=== Problem requirements ===
Please reproduce the entries verbatim, from the first line of the entries through the line containing "current-branch-label: master —", with both ends included.

=== Information provided ===
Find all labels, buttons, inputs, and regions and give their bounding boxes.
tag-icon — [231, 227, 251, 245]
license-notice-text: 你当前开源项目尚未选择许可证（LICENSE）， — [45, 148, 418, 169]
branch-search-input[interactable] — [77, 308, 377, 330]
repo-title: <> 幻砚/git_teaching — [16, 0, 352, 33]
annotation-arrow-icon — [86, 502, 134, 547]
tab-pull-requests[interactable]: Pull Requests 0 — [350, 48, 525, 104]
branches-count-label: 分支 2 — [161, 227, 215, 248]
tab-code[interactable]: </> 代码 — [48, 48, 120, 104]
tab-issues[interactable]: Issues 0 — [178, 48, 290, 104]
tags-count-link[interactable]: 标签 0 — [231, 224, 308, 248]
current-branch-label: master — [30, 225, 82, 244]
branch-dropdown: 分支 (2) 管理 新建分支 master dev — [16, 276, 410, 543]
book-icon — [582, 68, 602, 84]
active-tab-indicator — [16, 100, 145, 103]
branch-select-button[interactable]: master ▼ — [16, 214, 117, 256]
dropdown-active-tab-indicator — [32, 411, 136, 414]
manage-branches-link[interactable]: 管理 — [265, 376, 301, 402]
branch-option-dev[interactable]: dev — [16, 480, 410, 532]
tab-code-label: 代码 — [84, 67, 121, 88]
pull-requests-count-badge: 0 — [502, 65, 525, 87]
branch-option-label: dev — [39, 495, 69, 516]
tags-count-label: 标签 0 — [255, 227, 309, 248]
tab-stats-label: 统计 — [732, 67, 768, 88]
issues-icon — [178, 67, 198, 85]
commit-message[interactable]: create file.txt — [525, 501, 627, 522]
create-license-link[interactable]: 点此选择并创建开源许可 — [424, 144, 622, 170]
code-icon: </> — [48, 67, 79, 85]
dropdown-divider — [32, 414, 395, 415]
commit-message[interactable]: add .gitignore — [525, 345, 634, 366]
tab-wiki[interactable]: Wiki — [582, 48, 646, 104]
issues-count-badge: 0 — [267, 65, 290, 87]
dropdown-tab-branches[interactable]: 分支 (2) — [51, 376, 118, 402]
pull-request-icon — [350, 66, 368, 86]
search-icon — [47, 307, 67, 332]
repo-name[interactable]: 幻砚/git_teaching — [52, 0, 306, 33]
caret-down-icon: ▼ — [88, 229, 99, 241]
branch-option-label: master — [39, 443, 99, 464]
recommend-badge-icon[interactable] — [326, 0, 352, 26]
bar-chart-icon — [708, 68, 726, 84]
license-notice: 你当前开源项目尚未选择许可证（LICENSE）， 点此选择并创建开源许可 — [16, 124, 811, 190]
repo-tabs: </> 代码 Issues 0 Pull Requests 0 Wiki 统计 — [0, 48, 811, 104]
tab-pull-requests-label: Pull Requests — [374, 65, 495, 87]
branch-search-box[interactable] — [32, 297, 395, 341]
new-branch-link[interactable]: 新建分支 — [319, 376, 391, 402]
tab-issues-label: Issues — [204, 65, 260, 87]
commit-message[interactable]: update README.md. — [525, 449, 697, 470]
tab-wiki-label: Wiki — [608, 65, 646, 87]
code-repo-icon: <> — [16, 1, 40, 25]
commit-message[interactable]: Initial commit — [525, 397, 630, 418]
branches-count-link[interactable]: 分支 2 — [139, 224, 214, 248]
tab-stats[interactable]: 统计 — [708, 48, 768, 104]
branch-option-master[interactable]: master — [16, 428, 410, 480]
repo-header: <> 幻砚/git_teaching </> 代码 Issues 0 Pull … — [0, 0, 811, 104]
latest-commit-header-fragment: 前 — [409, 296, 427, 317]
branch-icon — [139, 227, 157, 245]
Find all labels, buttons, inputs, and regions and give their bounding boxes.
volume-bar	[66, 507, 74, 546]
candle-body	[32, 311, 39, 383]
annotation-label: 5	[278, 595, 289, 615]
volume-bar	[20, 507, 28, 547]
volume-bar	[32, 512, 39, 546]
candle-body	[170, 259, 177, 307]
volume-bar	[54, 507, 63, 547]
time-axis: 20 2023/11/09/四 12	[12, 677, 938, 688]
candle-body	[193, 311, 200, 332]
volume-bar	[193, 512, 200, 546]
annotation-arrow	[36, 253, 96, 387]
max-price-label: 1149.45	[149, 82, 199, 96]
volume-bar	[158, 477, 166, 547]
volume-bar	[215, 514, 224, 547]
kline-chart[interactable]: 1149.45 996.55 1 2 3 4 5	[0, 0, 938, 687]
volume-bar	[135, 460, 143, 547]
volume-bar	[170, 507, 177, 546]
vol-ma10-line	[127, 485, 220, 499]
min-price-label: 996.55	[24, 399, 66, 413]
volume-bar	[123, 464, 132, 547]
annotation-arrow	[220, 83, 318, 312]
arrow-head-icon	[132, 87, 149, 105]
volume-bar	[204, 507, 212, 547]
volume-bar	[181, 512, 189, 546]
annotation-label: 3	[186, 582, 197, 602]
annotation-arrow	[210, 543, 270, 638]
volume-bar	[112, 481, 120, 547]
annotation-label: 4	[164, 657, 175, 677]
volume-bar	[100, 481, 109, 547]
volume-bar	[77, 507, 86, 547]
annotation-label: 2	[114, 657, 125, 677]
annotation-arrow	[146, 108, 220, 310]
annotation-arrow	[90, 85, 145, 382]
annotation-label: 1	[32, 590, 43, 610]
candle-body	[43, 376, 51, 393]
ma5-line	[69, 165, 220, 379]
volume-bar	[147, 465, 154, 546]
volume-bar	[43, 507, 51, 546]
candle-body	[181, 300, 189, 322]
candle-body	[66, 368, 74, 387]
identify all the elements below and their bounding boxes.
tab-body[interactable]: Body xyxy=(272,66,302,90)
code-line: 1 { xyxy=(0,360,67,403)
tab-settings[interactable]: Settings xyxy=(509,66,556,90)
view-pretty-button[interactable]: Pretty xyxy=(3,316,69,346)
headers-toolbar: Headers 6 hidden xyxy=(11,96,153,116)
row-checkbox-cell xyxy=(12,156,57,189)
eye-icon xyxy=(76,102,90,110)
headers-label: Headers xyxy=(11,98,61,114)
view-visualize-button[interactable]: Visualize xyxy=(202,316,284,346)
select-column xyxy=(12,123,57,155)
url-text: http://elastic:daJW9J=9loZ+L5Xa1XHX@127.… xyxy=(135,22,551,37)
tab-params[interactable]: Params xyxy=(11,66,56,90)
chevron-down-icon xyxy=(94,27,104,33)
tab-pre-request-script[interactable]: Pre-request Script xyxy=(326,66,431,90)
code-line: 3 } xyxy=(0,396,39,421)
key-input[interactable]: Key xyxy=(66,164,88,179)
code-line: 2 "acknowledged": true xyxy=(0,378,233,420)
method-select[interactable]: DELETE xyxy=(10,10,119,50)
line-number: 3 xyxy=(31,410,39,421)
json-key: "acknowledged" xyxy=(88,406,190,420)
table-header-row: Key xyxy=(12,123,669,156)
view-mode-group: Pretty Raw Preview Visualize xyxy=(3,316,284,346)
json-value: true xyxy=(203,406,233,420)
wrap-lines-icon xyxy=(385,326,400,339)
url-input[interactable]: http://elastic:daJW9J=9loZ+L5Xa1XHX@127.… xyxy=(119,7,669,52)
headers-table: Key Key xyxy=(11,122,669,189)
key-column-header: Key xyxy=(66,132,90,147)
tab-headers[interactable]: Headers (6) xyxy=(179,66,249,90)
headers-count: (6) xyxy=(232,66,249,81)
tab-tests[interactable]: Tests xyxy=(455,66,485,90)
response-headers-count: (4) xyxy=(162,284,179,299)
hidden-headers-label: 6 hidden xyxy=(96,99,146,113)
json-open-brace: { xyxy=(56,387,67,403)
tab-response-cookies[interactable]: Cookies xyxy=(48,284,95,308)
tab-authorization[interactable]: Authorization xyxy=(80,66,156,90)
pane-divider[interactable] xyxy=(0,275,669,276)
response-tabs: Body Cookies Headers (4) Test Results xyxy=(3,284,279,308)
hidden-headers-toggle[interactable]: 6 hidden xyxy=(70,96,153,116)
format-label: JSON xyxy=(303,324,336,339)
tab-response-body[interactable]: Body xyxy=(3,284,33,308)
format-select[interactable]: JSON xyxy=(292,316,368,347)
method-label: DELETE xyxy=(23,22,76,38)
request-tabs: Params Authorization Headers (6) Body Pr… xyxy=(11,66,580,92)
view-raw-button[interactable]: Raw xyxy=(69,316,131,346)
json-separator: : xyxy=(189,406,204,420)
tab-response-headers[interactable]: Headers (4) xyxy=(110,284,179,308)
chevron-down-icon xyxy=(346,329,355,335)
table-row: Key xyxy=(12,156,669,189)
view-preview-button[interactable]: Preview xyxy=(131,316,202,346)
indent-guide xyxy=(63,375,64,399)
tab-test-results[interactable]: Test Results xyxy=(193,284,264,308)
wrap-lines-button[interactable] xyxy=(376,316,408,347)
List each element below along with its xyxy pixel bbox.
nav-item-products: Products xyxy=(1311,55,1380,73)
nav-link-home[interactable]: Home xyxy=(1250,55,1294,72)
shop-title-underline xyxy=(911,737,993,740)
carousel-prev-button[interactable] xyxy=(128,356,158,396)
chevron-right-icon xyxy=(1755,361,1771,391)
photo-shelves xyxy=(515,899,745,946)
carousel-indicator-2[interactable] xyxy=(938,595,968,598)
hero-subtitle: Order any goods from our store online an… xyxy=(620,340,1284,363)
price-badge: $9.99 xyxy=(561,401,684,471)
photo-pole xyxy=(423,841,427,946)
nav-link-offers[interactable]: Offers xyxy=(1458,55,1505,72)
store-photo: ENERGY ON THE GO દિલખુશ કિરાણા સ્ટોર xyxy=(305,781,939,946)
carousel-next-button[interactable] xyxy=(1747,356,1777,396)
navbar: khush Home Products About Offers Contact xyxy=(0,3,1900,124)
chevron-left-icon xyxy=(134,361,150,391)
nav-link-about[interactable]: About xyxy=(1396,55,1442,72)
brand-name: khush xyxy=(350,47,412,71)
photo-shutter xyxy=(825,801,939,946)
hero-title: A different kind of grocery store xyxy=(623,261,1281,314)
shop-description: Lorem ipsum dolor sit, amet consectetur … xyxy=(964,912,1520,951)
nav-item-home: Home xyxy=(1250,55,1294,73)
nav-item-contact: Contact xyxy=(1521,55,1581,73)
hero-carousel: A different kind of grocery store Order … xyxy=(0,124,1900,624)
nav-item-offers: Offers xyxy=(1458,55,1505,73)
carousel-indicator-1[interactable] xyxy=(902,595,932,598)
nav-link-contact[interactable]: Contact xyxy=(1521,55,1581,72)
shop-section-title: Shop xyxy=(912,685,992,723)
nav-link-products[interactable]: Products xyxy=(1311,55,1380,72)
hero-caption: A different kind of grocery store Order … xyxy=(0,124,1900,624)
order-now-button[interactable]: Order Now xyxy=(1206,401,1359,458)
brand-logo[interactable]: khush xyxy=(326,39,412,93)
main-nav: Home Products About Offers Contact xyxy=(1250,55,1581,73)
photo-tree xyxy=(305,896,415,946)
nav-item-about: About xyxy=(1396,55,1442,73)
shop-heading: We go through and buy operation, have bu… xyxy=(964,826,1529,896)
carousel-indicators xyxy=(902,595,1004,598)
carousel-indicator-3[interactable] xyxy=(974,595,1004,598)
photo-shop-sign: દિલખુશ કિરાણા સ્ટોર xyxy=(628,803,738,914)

=== The output ===
Find all labels, buttons, inputs, and regions and give their bounding boxes.
tag-icon — [231, 227, 251, 245]
license-notice-text: 你当前开源项目尚未选择许可证（LICENSE）， — [45, 148, 418, 169]
branch-search-input[interactable] — [77, 308, 377, 330]
repo-title: <> 幻砚/git_teaching — [16, 0, 352, 33]
annotation-arrow-icon — [86, 502, 134, 547]
tab-pull-requests[interactable]: Pull Requests 0 — [350, 48, 525, 104]
branches-count-label: 分支 2 — [161, 227, 215, 248]
tab-code[interactable]: </> 代码 — [48, 48, 120, 104]
tab-issues[interactable]: Issues 0 — [178, 48, 290, 104]
tags-count-link[interactable]: 标签 0 — [231, 224, 308, 248]
current-branch-label: master — [30, 225, 82, 244]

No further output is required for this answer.